** start DATA SUPPLIED **

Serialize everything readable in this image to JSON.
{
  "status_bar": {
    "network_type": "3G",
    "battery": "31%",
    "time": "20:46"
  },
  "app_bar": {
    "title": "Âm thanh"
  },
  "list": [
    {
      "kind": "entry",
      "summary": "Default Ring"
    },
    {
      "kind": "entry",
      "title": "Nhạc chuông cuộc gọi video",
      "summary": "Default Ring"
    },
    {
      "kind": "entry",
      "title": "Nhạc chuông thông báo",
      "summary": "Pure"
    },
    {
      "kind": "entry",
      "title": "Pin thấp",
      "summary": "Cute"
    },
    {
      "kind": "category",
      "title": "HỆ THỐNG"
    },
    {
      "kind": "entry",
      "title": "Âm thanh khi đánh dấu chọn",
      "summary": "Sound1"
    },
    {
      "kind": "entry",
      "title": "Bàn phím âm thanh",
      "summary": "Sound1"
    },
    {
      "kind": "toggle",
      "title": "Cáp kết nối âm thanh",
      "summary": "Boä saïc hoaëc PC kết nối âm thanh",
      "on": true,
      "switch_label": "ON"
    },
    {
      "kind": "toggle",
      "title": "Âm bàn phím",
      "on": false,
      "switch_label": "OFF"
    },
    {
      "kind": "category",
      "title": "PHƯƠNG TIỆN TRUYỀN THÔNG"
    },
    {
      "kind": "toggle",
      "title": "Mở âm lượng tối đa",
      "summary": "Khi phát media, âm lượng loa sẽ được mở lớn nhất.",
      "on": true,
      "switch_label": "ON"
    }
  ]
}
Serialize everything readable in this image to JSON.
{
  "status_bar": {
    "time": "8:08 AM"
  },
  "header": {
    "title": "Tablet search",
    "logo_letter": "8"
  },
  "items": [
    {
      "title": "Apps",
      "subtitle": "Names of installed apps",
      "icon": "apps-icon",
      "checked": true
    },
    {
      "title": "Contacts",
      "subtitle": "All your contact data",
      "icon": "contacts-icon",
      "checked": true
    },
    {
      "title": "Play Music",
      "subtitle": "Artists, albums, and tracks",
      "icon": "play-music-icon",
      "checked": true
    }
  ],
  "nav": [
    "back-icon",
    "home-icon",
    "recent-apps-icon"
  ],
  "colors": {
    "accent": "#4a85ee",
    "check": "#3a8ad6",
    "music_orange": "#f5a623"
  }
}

** end DATA SUPPLIED **

OBJECTIVE — Without changing a word, restate the whole listing.

THE REPLY —
Serialize everything readable in this image to JSON.
{
  "status_bar": {
    "network_type": "3G",
    "battery": "31%",
    "time": "20:46"
  },
  "app_bar": {
    "title": "Âm thanh"
  },
  "list": [
    {
      "kind": "entry",
      "summary": "Default Ring"
    },
    {
      "kind": "entry",
      "title": "Nhạc chuông cuộc gọi video",
      "summary": "Default Ring"
    },
    {
      "kind": "entry",
      "title": "Nhạc chuông thông báo",
      "summary": "Pure"
    },
    {
      "kind": "entry",
      "title": "Pin thấp",
      "summary": "Cute"
    },
    {
      "kind": "category",
      "title": "HỆ THỐNG"
    },
    {
      "kind": "entry",
      "title": "Âm thanh khi đánh dấu chọn",
      "summary": "Sound1"
    },
    {
      "kind": "entry",
      "title": "Bàn phím âm thanh",
      "summary": "Sound1"
    },
    {
      "kind": "toggle",
      "title": "Cáp kết nối âm thanh",
      "summary": "Boä saïc hoaëc PC kết nối âm thanh",
      "on": true,
      "switch_label": "ON"
    },
    {
      "kind": "toggle",
      "title": "Âm bàn phím",
      "on": false,
      "switch_label": "OFF"
    },
    {
      "kind": "category",
      "title": "PHƯƠNG TIỆN TRUYỀN THÔNG"
    },
    {
      "kind": "toggle",
      "title": "Mở âm lượng tối đa",
      "summary": "Khi phát media, âm lượng loa sẽ được mở lớn nhất.",
      "on": true,
      "switch_label": "ON"
    }
  ]
}
Serialize everything readable in this image to JSON.
{
  "status_bar": {
    "time": "8:08 AM"
  },
  "header": {
    "title": "Tablet search",
    "logo_letter": "8"
  },
  "items": [
    {
      "title": "Apps",
      "subtitle": "Names of installed apps",
      "icon": "apps-icon",
      "checked": true
    },
    {
      "title": "Contacts",
      "subtitle": "All your contact data",
      "icon": "contacts-icon",
      "checked": true
    },
    {
      "title": "Play Music",
      "subtitle": "Artists, albums, and tracks",
      "icon": "play-music-icon",
      "checked": true
    }
  ],
  "nav": [
    "back-icon",
    "home-icon",
    "recent-apps-icon"
  ],
  "colors": {
    "accent": "#4a85ee",
    "check": "#3a8ad6",
    "music_orange": "#f5a623"
  }
}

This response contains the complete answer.